=== Brief ===
Please give the count of lines holding the string "pipe" and nothing besides.

### Supplied records ###

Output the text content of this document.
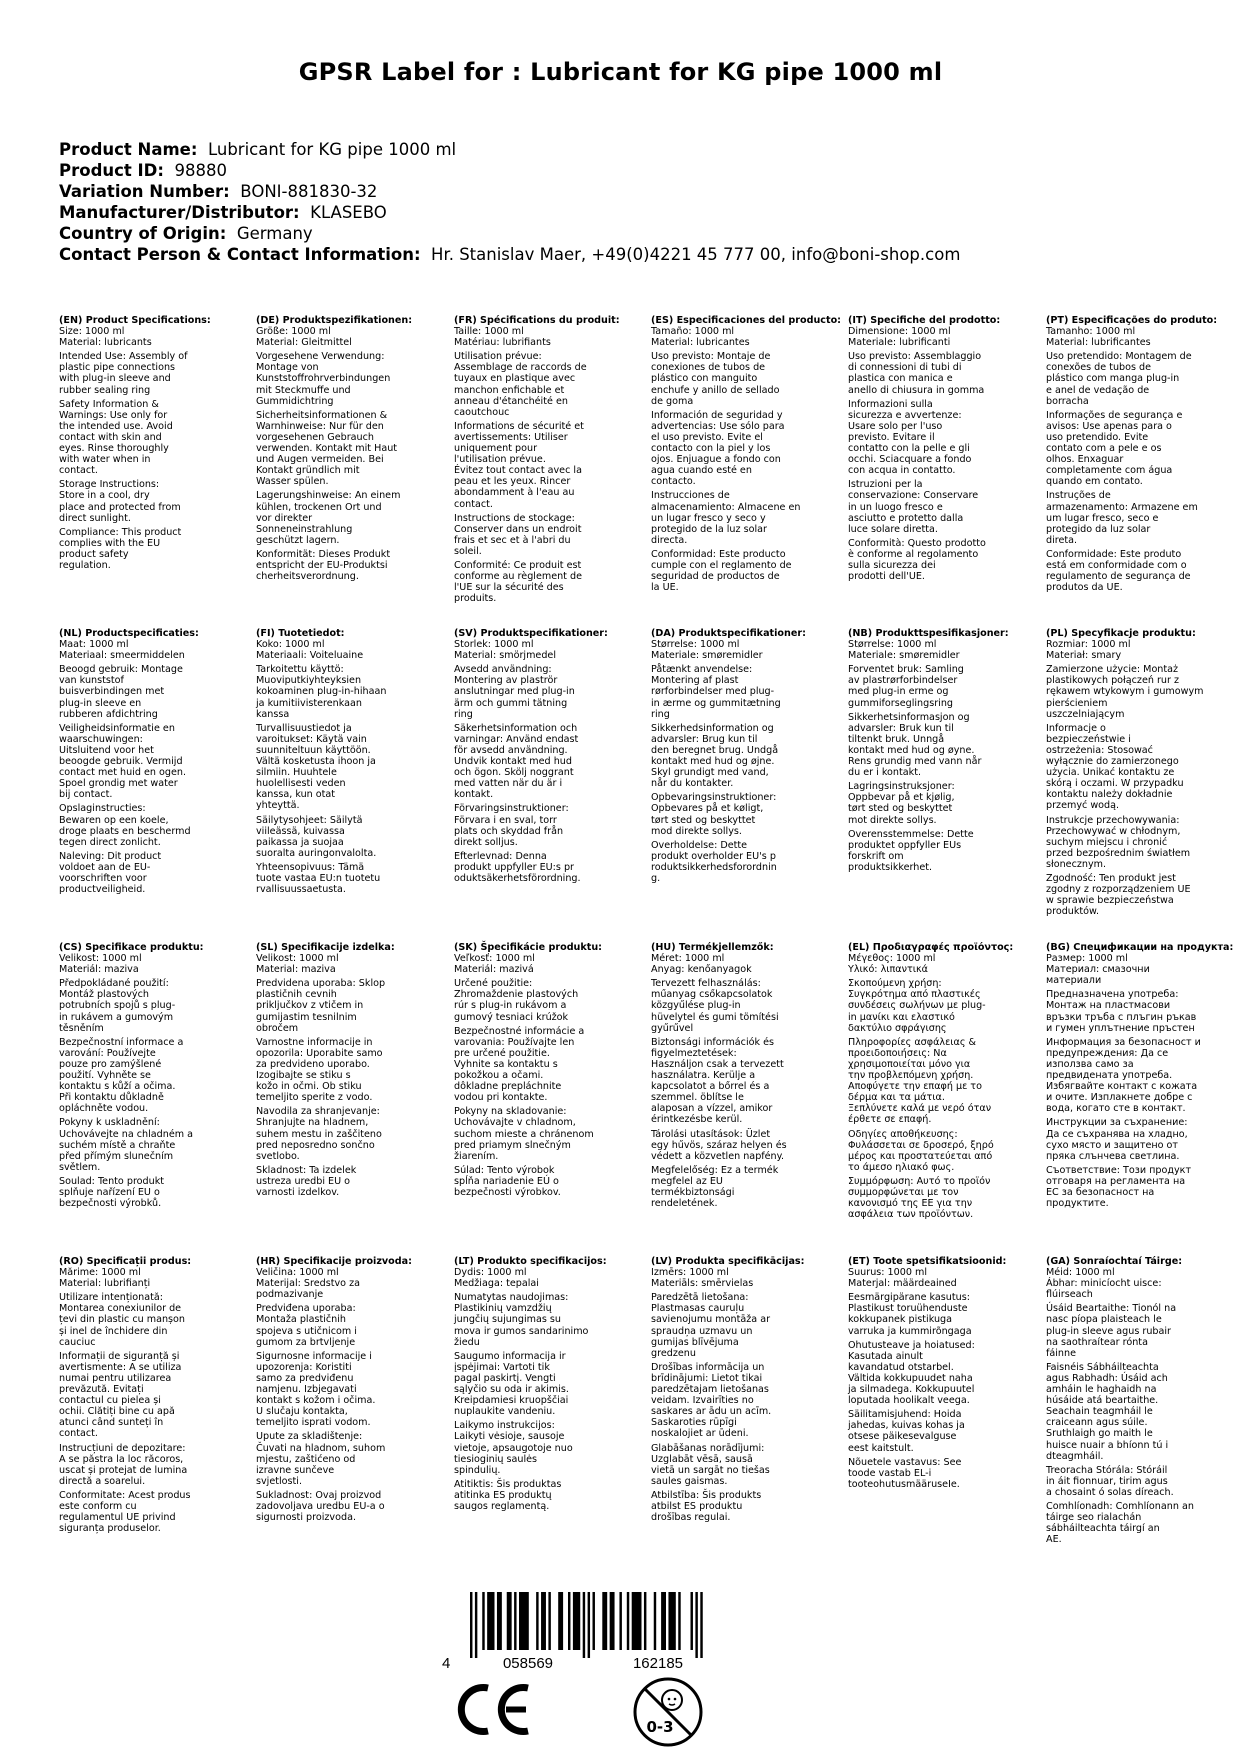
GPSR Label for : Lubricant for KG pipe 1000 ml
Product Name: Lubricant for KG pipe 1000 ml
Product ID: 98880
Variation Number: BONI-881830-32
Manufacturer/Distributor: KLASEBO
Country of Origin: Germany
Contact Person & Contact Information: Hr. Stanislav Maer, +49(0)4221 45 777 00, info@boni-shop.com
(EN) Product Specifications:
Size: 1000 ml
Material: lubricants
Intended Use: Assembly of
plastic pipe connections
with plug-in sleeve and
rubber sealing ring
Safety Information &
Warnings: Use only for
the intended use. Avoid
contact with skin and
eyes. Rinse thoroughly
with water when in
contact.
Storage Instructions:
Store in a cool, dry
place and protected from
direct sunlight.
Compliance: This product
complies with the EU
product safety
regulation.
(DE) Produktspezifikationen:
Größe: 1000 ml
Material: Gleitmittel
Vorgesehene Verwendung:
Montage von
Kunststoffrohrverbindungen
mit Steckmuffe und
Gummidichtring
Sicherheitsinformationen &
Warnhinweise: Nur für den
vorgesehenen Gebrauch
verwenden. Kontakt mit Haut
und Augen vermeiden. Bei
Kontakt gründlich mit
Wasser spülen.
Lagerungshinweise: An einem
kühlen, trockenen Ort und
vor direkter
Sonneneinstrahlung
geschützt lagern.
Konformität: Dieses Produkt
entspricht der EU-Produktsi
cherheitsverordnung.
(FR) Spécifications du produit:
Taille: 1000 ml
Matériau: lubrifiants
Utilisation prévue:
Assemblage de raccords de
tuyaux en plastique avec
manchon enfichable et
anneau d'étanchéité en
caoutchouc
Informations de sécurité et
avertissements: Utiliser
uniquement pour
l'utilisation prévue.
Évitez tout contact avec la
peau et les yeux. Rincer
abondamment à l'eau au
contact.
Instructions de stockage:
Conserver dans un endroit
frais et sec et à l'abri du
soleil.
Conformité: Ce produit est
conforme au règlement de
l'UE sur la sécurité des
produits.
(ES) Especificaciones del producto:
Tamaño: 1000 ml
Material: lubricantes
Uso previsto: Montaje de
conexiones de tubos de
plástico con manguito
enchufe y anillo de sellado
de goma
Información de seguridad y
advertencias: Use sólo para
el uso previsto. Evite el
contacto con la piel y los
ojos. Enjuague a fondo con
agua cuando esté en
contacto.
Instrucciones de
almacenamiento: Almacene en
un lugar fresco y seco y
protegido de la luz solar
directa.
Conformidad: Este producto
cumple con el reglamento de
seguridad de productos de
la UE.
(IT) Specifiche del prodotto:
Dimensione: 1000 ml
Materiale: lubrificanti
Uso previsto: Assemblaggio
di connessioni di tubi di
plastica con manica e
anello di chiusura in gomma
Informazioni sulla
sicurezza e avvertenze:
Usare solo per l'uso
previsto. Evitare il
contatto con la pelle e gli
occhi. Sciacquare a fondo
con acqua in contatto.
Istruzioni per la
conservazione: Conservare
in un luogo fresco e
asciutto e protetto dalla
luce solare diretta.
Conformità: Questo prodotto
è conforme al regolamento
sulla sicurezza dei
prodotti dell'UE.
(PT) Especificações do produto:
Tamanho: 1000 ml
Material: lubrificantes
Uso pretendido: Montagem de
conexões de tubos de
plástico com manga plug-in
e anel de vedação de
borracha
Informações de segurança e
avisos: Use apenas para o
uso pretendido. Evite
contato com a pele e os
olhos. Enxaguar
completamente com água
quando em contato.
Instruções de
armazenamento: Armazene em
um lugar fresco, seco e
protegido da luz solar
direta.
Conformidade: Este produto
está em conformidade com o
regulamento de segurança de
produtos da UE.
(NL) Productspecificaties:
Maat: 1000 ml
Materiaal: smeermiddelen
Beoogd gebruik: Montage
van kunststof
buisverbindingen met
plug-in sleeve en
rubberen afdichtring
Veiligheidsinformatie en
waarschuwingen:
Uitsluitend voor het
beoogde gebruik. Vermijd
contact met huid en ogen.
Spoel grondig met water
bij contact.
Opslaginstructies:
Bewaren op een koele,
droge plaats en beschermd
tegen direct zonlicht.
Naleving: Dit product
voldoet aan de EU-
voorschriften voor
productveiligheid.
(FI) Tuotetiedot:
Koko: 1000 ml
Materiaali: Voiteluaine
Tarkoitettu käyttö:
Muoviputkiyhteyksien
kokoaminen plug-in-hihaan
ja kumitiivisterenkaan
kanssa
Turvallisuustiedot ja
varoitukset: Käytä vain
suunniteltuun käyttöön.
Vältä kosketusta ihoon ja
silmiin. Huuhtele
huolellisesti veden
kanssa, kun otat
yhteyttä.
Säilytysohjeet: Säilytä
viileässä, kuivassa
paikassa ja suojaa
suoralta auringonvalolta.
Yhteensopivuus: Tämä
tuote vastaa EU:n tuotetu
rvallisuussaetusta.
(SV) Produktspecifikationer:
Storlek: 1000 ml
Material: smörjmedel
Avsedd användning:
Montering av plaströr
anslutningar med plug-in
ärm och gummi tätning
ring
Säkerhetsinformation och
varningar: Använd endast
för avsedd användning.
Undvik kontakt med hud
och ögon. Skölj noggrant
med vatten när du är i
kontakt.
Förvaringsinstruktioner:
Förvara i en sval, torr
plats och skyddad från
direkt solljus.
Efterlevnad: Denna
produkt uppfyller EU:s pr
oduktsäkerhetsförordning.
(DA) Produktspecifikationer:
Størrelse: 1000 ml
Materiale: smøremidler
Påtænkt anvendelse:
Montering af plast
rørforbindelser med plug-
in ærme og gummitætning
ring
Sikkerhedsinformation og
advarsler: Brug kun til
den beregnet brug. Undgå
kontakt med hud og øjne.
Skyl grundigt med vand,
når du kontakter.
Opbevaringsinstruktioner:
Opbevares på et køligt,
tørt sted og beskyttet
mod direkte sollys.
Overholdelse: Dette
produkt overholder EU's p
roduktsikkerhedsforordnin
g.
(NB) Produkttspesifikasjoner:
Størrelse: 1000 ml
Materiale: smøremidler
Forventet bruk: Samling
av plastrørforbindelser
med plug-in erme og
gummiforseglingsring
Sikkerhetsinformasjon og
advarsler: Bruk kun til
tiltenkt bruk. Unngå
kontakt med hud og øyne.
Rens grundig med vann når
du er i kontakt.
Lagringsinstruksjoner:
Oppbevar på et kjølig,
tørt sted og beskyttet
mot direkte sollys.
Overensstemmelse: Dette
produktet oppfyller EUs
forskrift om
produktsikkerhet.
(PL) Specyfikacje produktu:
Rozmiar: 1000 ml
Materiał: smary
Zamierzone użycie: Montaż
plastikowych połączeń rur z
rękawem wtykowym i gumowym
pierścieniem
uszczelniającym
Informacje o
bezpieczeństwie i
ostrzeżenia: Stosować
wyłącznie do zamierzonego
użycia. Unikać kontaktu ze
skórą i oczami. W przypadku
kontaktu należy dokładnie
przemyć wodą.
Instrukcje przechowywania:
Przechowywać w chłodnym,
suchym miejscu i chronić
przed bezpośrednim światłem
słonecznym.
Zgodność: Ten produkt jest
zgodny z rozporządzeniem UE
w sprawie bezpieczeństwa
produktów.
(CS) Specifikace produktu:
Velikost: 1000 ml
Materiál: maziva
Předpokládané použití:
Montáž plastových
potrubních spojů s plug-
in rukávem a gumovým
těsněním
Bezpečnostní informace a
varování: Používejte
pouze pro zamýšlené
použití. Vyhněte se
kontaktu s kůží a očima.
Při kontaktu důkladně
opláchněte vodou.
Pokyny k uskladnění:
Uchovávejte na chladném a
suchém místě a chraňte
před přímým slunečním
světlem.
Soulad: Tento produkt
splňuje nařízení EU o
bezpečnosti výrobků.
(SL) Specifikacije izdelka:
Velikost: 1000 ml
Material: maziva
Predvidena uporaba: Sklop
plastičnih cevnih
priključkov z vtičem in
gumijastim tesnilnim
obročem
Varnostne informacije in
opozorila: Uporabite samo
za predvideno uporabo.
Izogibajte se stiku s
kožo in očmi. Ob stiku
temeljito sperite z vodo.
Navodila za shranjevanje:
Shranjujte na hladnem,
suhem mestu in zaščiteno
pred neposredno sončno
svetlobo.
Skladnost: Ta izdelek
ustreza uredbi EU o
varnosti izdelkov.
(SK) Špecifikácie produktu:
Veľkosť: 1000 ml
Materiál: mazivá
Určené použitie:
Zhromaždenie plastových
rúr s plug-in rukávom a
gumový tesniaci krúžok
Bezpečnostné informácie a
varovania: Používajte len
pre určené použitie.
Vyhnite sa kontaktu s
pokožkou a očami.
dôkladne prepláchnite
vodou pri kontakte.
Pokyny na skladovanie:
Uchovávajte v chladnom,
suchom mieste a chránenom
pred priamym slnečným
žiarením.
Súlad: Tento výrobok
spĺňa nariadenie EÚ o
bezpečnosti výrobkov.
(HU) Termékjellemzők:
Méret: 1000 ml
Anyag: kenőanyagok
Tervezett felhasználás:
műanyag csőkapcsolatok
közgyűlése plug-in
hüvelytel és gumi tömítési
gyűrűvel
Biztonsági információk és
figyelmeztetések:
Használjon csak a tervezett
használatra. Kerülje a
kapcsolatot a bőrrel és a
szemmel. öblítse le
alaposan a vízzel, amikor
érintkezésbe kerül.
Tárolási utasítások: Üzlet
egy hűvös, száraz helyen és
védett a közvetlen napfény.
Megfelelőség: Ez a termék
megfelel az EU
termékbiztonsági
rendeletének.
(EL) Προδιαγραφές προϊόντος:
Μέγεθος: 1000 ml
Υλικό: λιπαντικά
Σκοπούμενη χρήση:
Συγκρότημα από πλαστικές
συνδέσεις σωλήνων με plug-
in μανίκι και ελαστικό
δακτύλιο σφράγισης
Πληροφορίες ασφάλειας &
προειδοποιήσεις: Να
χρησιμοποιείται μόνο για
την προβλεπόμενη χρήση.
Αποφύγετε την επαφή με το
δέρμα και τα μάτια.
Ξεπλύνετε καλά με νερό όταν
έρθετε σε επαφή.
Οδηγίες αποθήκευσης:
Φυλάσσεται σε δροσερό, ξηρό
μέρος και προστατεύεται από
το άμεσο ηλιακό φως.
Συμμόρφωση: Αυτό το προϊόν
συμμορφώνεται με τον
κανονισμό της ΕΕ για την
ασφάλεια των προϊόντων.
(BG) Спецификации на продукта:
Размер: 1000 ml
Материал: смазочни
материали
Предназначена употреба:
Монтаж на пластмасови
връзки тръба с плъгин ръкав
и гумен уплътнение пръстен
Информация за безопасност и
предупреждения: Да се
използва само за
предвидената употреба.
Избягвайте контакт с кожата
и очите. Изплакнете добре с
вода, когато сте в контакт.
Инструкции за съхранение:
Да се съхранява на хладно,
сухо място и защитено от
пряка слънчева светлина.
Съответствие: Този продукт
отговаря на регламента на
ЕС за безопасност на
продуктите.
(RO) Specificații produs:
Mărime: 1000 ml
Material: lubrifianți
Utilizare intenționată:
Montarea conexiunilor de
țevi din plastic cu manșon
și inel de închidere din
cauciuc
Informații de siguranță și
avertismente: A se utiliza
numai pentru utilizarea
prevăzută. Evitați
contactul cu pielea și
ochii. Clătiți bine cu apă
atunci când sunteți în
contact.
Instrucțiuni de depozitare:
A se păstra la loc răcoros,
uscat și protejat de lumina
directă a soarelui.
Conformitate: Acest produs
este conform cu
regulamentul UE privind
siguranța produselor.
(HR) Specifikacije proizvoda:
Veličina: 1000 ml
Materijal: Sredstvo za
podmazivanje
Predviđena uporaba:
Montaža plastičnih
spojeva s utičnicom i
gumom za brtvljenje
Sigurnosne informacije i
upozorenja: Koristiti
samo za predviđenu
namjenu. Izbjegavati
kontakt s kožom i očima.
U slučaju kontakta,
temeljito isprati vodom.
Upute za skladištenje:
Čuvati na hladnom, suhom
mjestu, zaštićeno od
izravne sunčeve
svjetlosti.
Sukladnost: Ovaj proizvod
zadovoljava uredbu EU-a o
sigurnosti proizvoda.
(LT) Produkto specifikacijos:
Dydis: 1000 ml
Medžiaga: tepalai
Numatytas naudojimas:
Plastikinių vamzdžių
jungčių sujungimas su
mova ir gumos sandarinimo
žiedu
Saugumo informacija ir
įspėjimai: Vartoti tik
pagal paskirtį. Vengti
sąlyčio su oda ir akimis.
Kreipdamiesi kruopščiai
nuplaukite vandeniu.
Laikymo instrukcijos:
Laikyti vėsioje, sausoje
vietoje, apsaugotoje nuo
tiesioginių saulės
spindulių.
Atitiktis: Šis produktas
atitinka ES produktų
saugos reglamentą.
(LV) Produkta specifikācijas:
Izmērs: 1000 ml
Materiāls: smērvielas
Paredzētā lietošana:
Plastmasas cauruļu
savienojumu montāža ar
spraudņa uzmavu un
gumijas blīvējuma
gredzenu
Drošības informācija un
brīdinājumi: Lietot tikai
paredzētajam lietošanas
veidam. Izvairīties no
saskares ar ādu un acīm.
Saskaroties rūpīgi
noskalojiet ar ūdeni.
Glabāšanas norādījumi:
Uzglabāt vēsā, sausā
vietā un sargāt no tiešas
saules gaismas.
Atbilstība: Šis produkts
atbilst ES produktu
drošības regulai.
(ET) Toote spetsifikatsioonid:
Suurus: 1000 ml
Materjal: määrdeained
Eesmärgipärane kasutus:
Plastikust toruühenduste
kokkupanek pistikuga
varruka ja kummirõngaga
Ohutusteave ja hoiatused:
Kasutada ainult
kavandatud otstarbel.
Vältida kokkupuudet naha
ja silmadega. Kokkupuutel
loputada hoolikalt veega.
Säilitamisjuhend: Hoida
jahedas, kuivas kohas ja
otsese päikesevalguse
eest kaitstult.
Nõuetele vastavus: See
toode vastab EL-i
tooteohutusmääruseIe.
(GA) Sonraíochtaí Táirge:
Méid: 1000 ml
Ábhar: minicíocht uisce:
flúirseach
Úsáid Beartaithe: Tionól na
nasc píopa plaisteach le
plug-in sleeve agus rubair
na saothraítear rónta
fáinne
Faisnéis Sábháilteachta
agus Rabhadh: Úsáid ach
amháin le haghaidh na
húsáide atá beartaithe.
Seachain teagmháil le
craiceann agus súile.
Sruthlaigh go maith le
huisce nuair a bhíonn tú i
dteagmháil.
Treoracha Stórála: Stóráil
in áit fionnuar, tirim agus
a chosaint ó solas díreach.
Comhlíonadh: Comhlíonann an
táirge seo rialachán
sábháilteachta táirgí an
AE.
4	058569	162185
0-3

###

=== Output below ===
3